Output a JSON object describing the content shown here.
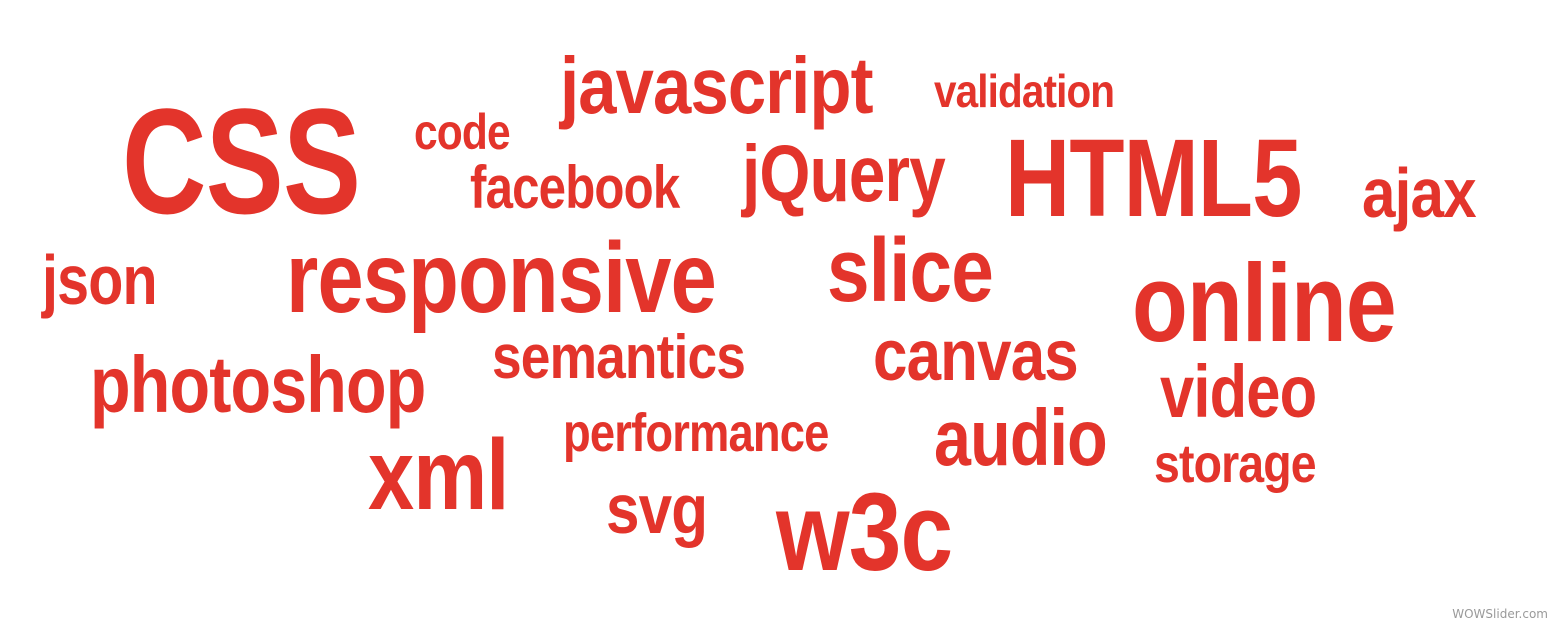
{
  "cloud": {
    "color": "#e3342b",
    "words": {
      "css": "CSS",
      "code": "code",
      "javascript": "javascript",
      "validation": "validation",
      "facebook": "facebook",
      "jquery": "jQuery",
      "html5": "HTML5",
      "ajax": "ajax",
      "json": "json",
      "responsive": "responsive",
      "slice": "slice",
      "online": "online",
      "photoshop": "photoshop",
      "semantics": "semantics",
      "canvas": "canvas",
      "video": "video",
      "performance": "performance",
      "audio": "audio",
      "storage": "storage",
      "xml": "xml",
      "svg": "svg",
      "w3c": "w3c"
    }
  },
  "watermark": {
    "text": "WOWSlider.com"
  }
}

___

Copy all the lines of data exactly as they appear, dropping any images.

Output a JSON object describing the content shown here.
{
  "cloud": {
    "color": "#e3342b",
    "words": {
      "css": "CSS",
      "code": "code",
      "javascript": "javascript",
      "validation": "validation",
      "facebook": "facebook",
      "jquery": "jQuery",
      "html5": "HTML5",
      "ajax": "ajax",
      "json": "json",
      "responsive": "responsive",
      "slice": "slice",
      "online": "online",
      "photoshop": "photoshop",
      "semantics": "semantics",
      "canvas": "canvas",
      "video": "video",
      "performance": "performance",
      "audio": "audio",
      "storage": "storage",
      "xml": "xml",
      "svg": "svg",
      "w3c": "w3c"
    }
  },
  "watermark": {
    "text": "WOWSlider.com"
  }
}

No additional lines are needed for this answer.